Dataset listings of figures
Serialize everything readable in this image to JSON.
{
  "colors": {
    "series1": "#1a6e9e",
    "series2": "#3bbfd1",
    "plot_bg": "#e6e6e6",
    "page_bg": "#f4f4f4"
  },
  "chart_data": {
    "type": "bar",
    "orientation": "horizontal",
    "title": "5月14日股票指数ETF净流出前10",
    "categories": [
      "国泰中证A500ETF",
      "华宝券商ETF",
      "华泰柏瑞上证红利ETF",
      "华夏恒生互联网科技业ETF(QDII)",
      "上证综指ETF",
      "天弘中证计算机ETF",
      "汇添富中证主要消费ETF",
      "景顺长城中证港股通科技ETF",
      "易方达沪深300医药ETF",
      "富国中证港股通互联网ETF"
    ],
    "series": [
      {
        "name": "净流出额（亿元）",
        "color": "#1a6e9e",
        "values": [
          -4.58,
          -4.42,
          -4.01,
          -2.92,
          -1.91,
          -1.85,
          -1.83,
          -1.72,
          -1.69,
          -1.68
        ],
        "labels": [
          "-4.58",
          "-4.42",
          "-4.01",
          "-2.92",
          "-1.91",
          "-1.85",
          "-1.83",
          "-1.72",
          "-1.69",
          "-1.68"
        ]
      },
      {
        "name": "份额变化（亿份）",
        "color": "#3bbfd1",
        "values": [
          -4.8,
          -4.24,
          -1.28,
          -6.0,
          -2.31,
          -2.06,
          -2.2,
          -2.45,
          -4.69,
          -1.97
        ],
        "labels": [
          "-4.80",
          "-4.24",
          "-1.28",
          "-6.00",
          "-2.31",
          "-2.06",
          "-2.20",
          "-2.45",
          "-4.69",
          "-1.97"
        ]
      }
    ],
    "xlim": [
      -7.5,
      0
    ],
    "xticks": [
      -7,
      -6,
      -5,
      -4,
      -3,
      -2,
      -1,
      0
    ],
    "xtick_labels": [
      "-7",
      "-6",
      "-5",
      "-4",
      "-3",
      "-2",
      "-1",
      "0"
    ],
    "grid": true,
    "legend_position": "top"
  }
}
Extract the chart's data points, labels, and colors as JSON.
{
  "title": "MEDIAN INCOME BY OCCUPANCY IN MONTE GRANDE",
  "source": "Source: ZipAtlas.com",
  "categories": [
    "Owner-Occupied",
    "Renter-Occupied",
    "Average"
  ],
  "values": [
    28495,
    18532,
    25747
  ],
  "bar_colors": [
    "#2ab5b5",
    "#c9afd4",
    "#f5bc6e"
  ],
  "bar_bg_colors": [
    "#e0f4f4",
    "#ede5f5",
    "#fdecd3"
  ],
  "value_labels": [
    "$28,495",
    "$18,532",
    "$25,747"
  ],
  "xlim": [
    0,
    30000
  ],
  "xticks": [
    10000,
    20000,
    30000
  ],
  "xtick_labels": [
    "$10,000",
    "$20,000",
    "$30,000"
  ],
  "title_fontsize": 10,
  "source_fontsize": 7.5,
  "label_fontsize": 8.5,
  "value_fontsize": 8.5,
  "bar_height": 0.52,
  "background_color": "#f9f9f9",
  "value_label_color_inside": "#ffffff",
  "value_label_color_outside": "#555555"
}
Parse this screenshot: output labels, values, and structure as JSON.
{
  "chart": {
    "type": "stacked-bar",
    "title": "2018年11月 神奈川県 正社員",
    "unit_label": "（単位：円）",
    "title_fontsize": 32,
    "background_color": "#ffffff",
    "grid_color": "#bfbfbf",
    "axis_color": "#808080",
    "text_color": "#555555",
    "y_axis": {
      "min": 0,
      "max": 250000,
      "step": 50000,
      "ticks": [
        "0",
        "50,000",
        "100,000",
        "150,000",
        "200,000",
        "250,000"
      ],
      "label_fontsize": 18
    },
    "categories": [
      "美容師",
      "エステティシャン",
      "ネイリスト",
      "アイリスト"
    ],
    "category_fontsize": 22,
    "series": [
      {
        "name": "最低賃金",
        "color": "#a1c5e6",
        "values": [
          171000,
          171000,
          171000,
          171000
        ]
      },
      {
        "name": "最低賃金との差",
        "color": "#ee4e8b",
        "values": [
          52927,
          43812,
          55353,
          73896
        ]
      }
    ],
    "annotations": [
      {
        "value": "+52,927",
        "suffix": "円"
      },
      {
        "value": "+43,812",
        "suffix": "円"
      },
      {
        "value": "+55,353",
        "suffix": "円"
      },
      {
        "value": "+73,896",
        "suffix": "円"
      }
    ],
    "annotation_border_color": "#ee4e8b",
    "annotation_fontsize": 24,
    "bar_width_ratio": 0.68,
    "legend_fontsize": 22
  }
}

To do. Write out every record shown above, word for word.

Output.
Serialize everything readable in this image to JSON.
{
  "colors": {
    "series1": "#1a6e9e",
    "series2": "#3bbfd1",
    "plot_bg": "#e6e6e6",
    "page_bg": "#f4f4f4"
  },
  "chart_data": {
    "type": "bar",
    "orientation": "horizontal",
    "title": "5月14日股票指数ETF净流出前10",
    "categories": [
      "国泰中证A500ETF",
      "华宝券商ETF",
      "华泰柏瑞上证红利ETF",
      "华夏恒生互联网科技业ETF(QDII)",
      "上证综指ETF",
      "天弘中证计算机ETF",
      "汇添富中证主要消费ETF",
      "景顺长城中证港股通科技ETF",
      "易方达沪深300医药ETF",
      "富国中证港股通互联网ETF"
    ],
    "series": [
      {
        "name": "净流出额（亿元）",
        "color": "#1a6e9e",
        "values": [
          -4.58,
          -4.42,
          -4.01,
          -2.92,
          -1.91,
          -1.85,
          -1.83,
          -1.72,
          -1.69,
          -1.68
        ],
        "labels": [
          "-4.58",
          "-4.42",
          "-4.01",
          "-2.92",
          "-1.91",
          "-1.85",
          "-1.83",
          "-1.72",
          "-1.69",
          "-1.68"
        ]
      },
      {
        "name": "份额变化（亿份）",
        "color": "#3bbfd1",
        "values": [
          -4.8,
          -4.24,
          -1.28,
          -6.0,
          -2.31,
          -2.06,
          -2.2,
          -2.45,
          -4.69,
          -1.97
        ],
        "labels": [
          "-4.80",
          "-4.24",
          "-1.28",
          "-6.00",
          "-2.31",
          "-2.06",
          "-2.20",
          "-2.45",
          "-4.69",
          "-1.97"
        ]
      }
    ],
    "xlim": [
      -7.5,
      0
    ],
    "xticks": [
      -7,
      -6,
      -5,
      -4,
      -3,
      -2,
      -1,
      0
    ],
    "xtick_labels": [
      "-7",
      "-6",
      "-5",
      "-4",
      "-3",
      "-2",
      "-1",
      "0"
    ],
    "grid": true,
    "legend_position": "top"
  }
}
Extract the chart's data points, labels, and colors as JSON.
{
  "title": "MEDIAN INCOME BY OCCUPANCY IN MONTE GRANDE",
  "source": "Source: ZipAtlas.com",
  "categories": [
    "Owner-Occupied",
    "Renter-Occupied",
    "Average"
  ],
  "values": [
    28495,
    18532,
    25747
  ],
  "bar_colors": [
    "#2ab5b5",
    "#c9afd4",
    "#f5bc6e"
  ],
  "bar_bg_colors": [
    "#e0f4f4",
    "#ede5f5",
    "#fdecd3"
  ],
  "value_labels": [
    "$28,495",
    "$18,532",
    "$25,747"
  ],
  "xlim": [
    0,
    30000
  ],
  "xticks": [
    10000,
    20000,
    30000
  ],
  "xtick_labels": [
    "$10,000",
    "$20,000",
    "$30,000"
  ],
  "title_fontsize": 10,
  "source_fontsize": 7.5,
  "label_fontsize": 8.5,
  "value_fontsize": 8.5,
  "bar_height": 0.52,
  "background_color": "#f9f9f9",
  "value_label_color_inside": "#ffffff",
  "value_label_color_outside": "#555555"
}
Parse this screenshot: output labels, values, and structure as JSON.
{
  "chart": {
    "type": "stacked-bar",
    "title": "2018年11月 神奈川県 正社員",
    "unit_label": "（単位：円）",
    "title_fontsize": 32,
    "background_color": "#ffffff",
    "grid_color": "#bfbfbf",
    "axis_color": "#808080",
    "text_color": "#555555",
    "y_axis": {
      "min": 0,
      "max": 250000,
      "step": 50000,
      "ticks": [
        "0",
        "50,000",
        "100,000",
        "150,000",
        "200,000",
        "250,000"
      ],
      "label_fontsize": 18
    },
    "categories": [
      "美容師",
      "エステティシャン",
      "ネイリスト",
      "アイリスト"
    ],
    "category_fontsize": 22,
    "series": [
      {
        "name": "最低賃金",
        "color": "#a1c5e6",
        "values": [
          171000,
          171000,
          171000,
          171000
        ]
      },
      {
        "name": "最低賃金との差",
        "color": "#ee4e8b",
        "values": [
          52927,
          43812,
          55353,
          73896
        ]
      }
    ],
    "annotations": [
      {
        "value": "+52,927",
        "suffix": "円"
      },
      {
        "value": "+43,812",
        "suffix": "円"
      },
      {
        "value": "+55,353",
        "suffix": "円"
      },
      {
        "value": "+73,896",
        "suffix": "円"
      }
    ],
    "annotation_border_color": "#ee4e8b",
    "annotation_fontsize": 24,
    "bar_width_ratio": 0.68,
    "legend_fontsize": 22
  }
}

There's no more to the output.